### Direction
Go through the listing below and gather every line with the word "Perkhidmatan".

### Supplied entries
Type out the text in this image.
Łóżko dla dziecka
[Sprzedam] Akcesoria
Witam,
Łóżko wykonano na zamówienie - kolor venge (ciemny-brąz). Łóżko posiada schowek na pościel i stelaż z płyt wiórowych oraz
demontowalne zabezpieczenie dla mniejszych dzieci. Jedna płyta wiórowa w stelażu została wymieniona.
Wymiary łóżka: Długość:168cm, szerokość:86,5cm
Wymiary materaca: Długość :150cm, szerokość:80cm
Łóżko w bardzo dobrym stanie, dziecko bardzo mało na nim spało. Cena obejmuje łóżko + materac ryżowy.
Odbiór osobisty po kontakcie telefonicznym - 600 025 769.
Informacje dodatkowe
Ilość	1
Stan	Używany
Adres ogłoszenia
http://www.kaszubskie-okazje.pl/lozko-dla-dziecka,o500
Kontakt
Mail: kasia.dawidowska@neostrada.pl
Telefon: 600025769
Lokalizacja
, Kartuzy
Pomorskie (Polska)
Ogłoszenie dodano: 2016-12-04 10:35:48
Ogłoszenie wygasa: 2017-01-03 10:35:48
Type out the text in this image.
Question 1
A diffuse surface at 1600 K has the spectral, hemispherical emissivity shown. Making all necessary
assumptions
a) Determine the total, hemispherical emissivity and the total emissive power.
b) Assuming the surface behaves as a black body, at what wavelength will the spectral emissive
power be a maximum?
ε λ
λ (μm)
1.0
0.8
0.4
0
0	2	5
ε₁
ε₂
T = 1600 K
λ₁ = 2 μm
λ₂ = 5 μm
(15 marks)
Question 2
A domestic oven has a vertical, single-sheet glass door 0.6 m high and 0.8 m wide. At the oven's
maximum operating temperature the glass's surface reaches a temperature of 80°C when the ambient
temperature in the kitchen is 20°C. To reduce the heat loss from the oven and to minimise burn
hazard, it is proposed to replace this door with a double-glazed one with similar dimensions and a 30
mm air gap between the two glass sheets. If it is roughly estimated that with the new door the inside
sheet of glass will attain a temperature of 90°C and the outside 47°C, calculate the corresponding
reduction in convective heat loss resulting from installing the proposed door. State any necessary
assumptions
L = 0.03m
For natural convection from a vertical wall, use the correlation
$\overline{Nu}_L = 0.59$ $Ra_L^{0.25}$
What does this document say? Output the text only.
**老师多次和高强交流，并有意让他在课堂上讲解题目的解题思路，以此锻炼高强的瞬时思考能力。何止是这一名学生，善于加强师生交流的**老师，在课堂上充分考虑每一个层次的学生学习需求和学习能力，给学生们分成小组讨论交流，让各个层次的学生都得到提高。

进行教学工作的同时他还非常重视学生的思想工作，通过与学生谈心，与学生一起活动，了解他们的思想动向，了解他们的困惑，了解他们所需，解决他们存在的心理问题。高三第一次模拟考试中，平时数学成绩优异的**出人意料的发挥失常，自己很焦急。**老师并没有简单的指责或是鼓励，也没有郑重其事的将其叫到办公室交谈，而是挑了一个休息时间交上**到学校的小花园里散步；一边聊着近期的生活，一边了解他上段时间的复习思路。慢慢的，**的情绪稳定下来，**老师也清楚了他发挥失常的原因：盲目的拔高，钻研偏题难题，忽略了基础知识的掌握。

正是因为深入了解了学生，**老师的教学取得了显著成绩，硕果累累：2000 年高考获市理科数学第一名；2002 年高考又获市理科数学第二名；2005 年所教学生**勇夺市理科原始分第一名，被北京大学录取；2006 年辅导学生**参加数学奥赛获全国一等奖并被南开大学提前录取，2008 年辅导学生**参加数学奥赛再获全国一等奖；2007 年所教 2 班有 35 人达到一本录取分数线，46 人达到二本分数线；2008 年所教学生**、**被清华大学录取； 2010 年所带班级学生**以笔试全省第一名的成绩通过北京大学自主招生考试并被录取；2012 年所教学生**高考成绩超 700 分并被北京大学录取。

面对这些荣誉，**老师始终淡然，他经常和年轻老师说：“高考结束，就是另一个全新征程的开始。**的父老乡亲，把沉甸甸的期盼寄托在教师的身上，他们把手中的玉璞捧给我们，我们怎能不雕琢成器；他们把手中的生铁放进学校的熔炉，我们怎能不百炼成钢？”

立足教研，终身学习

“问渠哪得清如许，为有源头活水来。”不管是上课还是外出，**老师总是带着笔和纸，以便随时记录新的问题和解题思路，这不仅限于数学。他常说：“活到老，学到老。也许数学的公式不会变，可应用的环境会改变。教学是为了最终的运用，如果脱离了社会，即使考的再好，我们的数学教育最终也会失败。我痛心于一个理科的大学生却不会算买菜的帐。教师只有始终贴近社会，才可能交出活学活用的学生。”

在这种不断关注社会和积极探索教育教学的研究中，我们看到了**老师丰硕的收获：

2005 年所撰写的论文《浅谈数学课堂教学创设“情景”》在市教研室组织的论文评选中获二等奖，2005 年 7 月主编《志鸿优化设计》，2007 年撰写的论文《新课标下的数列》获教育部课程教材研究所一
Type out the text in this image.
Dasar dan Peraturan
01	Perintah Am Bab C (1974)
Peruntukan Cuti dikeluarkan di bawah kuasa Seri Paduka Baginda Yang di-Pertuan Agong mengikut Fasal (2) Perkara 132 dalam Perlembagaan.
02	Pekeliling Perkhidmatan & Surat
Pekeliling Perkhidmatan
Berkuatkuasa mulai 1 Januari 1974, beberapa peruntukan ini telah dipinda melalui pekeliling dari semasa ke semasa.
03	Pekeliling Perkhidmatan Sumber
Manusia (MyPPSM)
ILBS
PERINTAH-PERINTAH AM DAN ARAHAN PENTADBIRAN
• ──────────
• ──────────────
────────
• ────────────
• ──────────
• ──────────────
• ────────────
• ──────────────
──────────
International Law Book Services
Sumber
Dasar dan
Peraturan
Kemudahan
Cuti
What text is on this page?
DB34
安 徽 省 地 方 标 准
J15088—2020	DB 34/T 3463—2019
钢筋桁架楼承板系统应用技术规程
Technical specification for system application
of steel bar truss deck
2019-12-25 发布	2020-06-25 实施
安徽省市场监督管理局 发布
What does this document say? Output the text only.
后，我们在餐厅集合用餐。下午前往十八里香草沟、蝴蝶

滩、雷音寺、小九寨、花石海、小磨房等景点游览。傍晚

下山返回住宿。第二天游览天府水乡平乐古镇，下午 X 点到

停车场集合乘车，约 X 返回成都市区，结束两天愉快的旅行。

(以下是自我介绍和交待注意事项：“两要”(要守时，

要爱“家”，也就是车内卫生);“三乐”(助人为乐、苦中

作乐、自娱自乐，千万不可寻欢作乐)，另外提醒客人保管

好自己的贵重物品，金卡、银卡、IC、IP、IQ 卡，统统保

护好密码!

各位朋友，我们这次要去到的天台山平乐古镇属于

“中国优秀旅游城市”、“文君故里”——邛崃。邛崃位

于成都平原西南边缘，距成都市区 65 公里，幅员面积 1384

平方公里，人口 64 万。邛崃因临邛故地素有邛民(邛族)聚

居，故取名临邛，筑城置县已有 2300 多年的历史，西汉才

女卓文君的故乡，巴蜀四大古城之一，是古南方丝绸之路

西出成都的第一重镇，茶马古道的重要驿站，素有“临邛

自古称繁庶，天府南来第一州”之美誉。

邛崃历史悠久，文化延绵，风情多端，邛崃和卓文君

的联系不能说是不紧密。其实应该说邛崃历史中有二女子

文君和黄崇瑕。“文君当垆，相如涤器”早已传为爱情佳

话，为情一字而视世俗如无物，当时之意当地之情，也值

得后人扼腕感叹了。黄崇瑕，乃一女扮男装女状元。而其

### Output below
02	Pekeliling Perkhidmatan & Surat
Pekeliling Perkhidmatan
03	Pekeliling Perkhidmatan Sumber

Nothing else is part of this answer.